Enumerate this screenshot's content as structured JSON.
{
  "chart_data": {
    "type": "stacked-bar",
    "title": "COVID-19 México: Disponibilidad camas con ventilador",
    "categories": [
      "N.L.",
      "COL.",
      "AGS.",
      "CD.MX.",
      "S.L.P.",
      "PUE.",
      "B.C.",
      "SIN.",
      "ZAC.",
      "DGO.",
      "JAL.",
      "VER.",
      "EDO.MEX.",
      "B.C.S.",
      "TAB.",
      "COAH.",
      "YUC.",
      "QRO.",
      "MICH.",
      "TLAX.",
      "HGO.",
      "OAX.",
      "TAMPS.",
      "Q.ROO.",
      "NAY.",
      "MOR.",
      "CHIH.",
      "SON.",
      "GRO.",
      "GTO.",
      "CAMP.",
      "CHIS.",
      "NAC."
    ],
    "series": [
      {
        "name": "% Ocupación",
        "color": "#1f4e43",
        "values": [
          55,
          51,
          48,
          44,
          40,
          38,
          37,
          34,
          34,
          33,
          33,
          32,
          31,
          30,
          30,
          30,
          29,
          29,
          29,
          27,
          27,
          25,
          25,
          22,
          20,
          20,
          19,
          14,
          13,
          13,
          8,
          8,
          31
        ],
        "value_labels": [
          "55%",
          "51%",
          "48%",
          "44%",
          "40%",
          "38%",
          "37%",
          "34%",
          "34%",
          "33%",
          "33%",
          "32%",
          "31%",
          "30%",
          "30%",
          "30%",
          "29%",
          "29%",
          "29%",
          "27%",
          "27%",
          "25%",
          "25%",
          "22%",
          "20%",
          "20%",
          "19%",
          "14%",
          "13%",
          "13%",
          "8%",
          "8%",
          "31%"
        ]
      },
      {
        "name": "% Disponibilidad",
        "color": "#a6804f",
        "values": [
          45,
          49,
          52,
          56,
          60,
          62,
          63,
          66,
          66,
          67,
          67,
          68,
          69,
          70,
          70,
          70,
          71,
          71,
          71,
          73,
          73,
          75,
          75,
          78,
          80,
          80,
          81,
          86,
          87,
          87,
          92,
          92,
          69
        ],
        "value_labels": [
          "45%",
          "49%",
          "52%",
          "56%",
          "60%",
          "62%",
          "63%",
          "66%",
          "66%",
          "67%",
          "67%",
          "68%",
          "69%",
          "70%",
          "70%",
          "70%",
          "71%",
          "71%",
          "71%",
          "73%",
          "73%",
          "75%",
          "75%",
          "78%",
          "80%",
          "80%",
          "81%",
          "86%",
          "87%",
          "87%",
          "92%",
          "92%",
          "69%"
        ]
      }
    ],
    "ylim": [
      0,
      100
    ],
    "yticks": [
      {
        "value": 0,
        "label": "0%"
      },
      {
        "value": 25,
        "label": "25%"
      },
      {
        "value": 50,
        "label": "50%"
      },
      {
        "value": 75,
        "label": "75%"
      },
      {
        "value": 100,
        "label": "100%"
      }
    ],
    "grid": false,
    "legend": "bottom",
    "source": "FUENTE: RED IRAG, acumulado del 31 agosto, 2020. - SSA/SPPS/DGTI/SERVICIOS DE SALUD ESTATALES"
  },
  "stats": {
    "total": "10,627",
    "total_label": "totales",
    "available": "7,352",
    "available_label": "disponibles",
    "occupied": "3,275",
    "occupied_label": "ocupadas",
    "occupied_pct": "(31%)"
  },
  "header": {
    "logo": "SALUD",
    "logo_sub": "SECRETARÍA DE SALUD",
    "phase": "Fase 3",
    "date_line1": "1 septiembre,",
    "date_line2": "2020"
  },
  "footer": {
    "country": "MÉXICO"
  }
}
==========
:: EXERCISE DESCRIPTION ::
Go through the material line by line. Show each line that contains the string "Disponibilidad".

:: OUTPUT FOR THIS TASK ::
    "title": "COVID-19 México: Disponibilidad camas con ventilador",
        "name": "% Disponibilidad",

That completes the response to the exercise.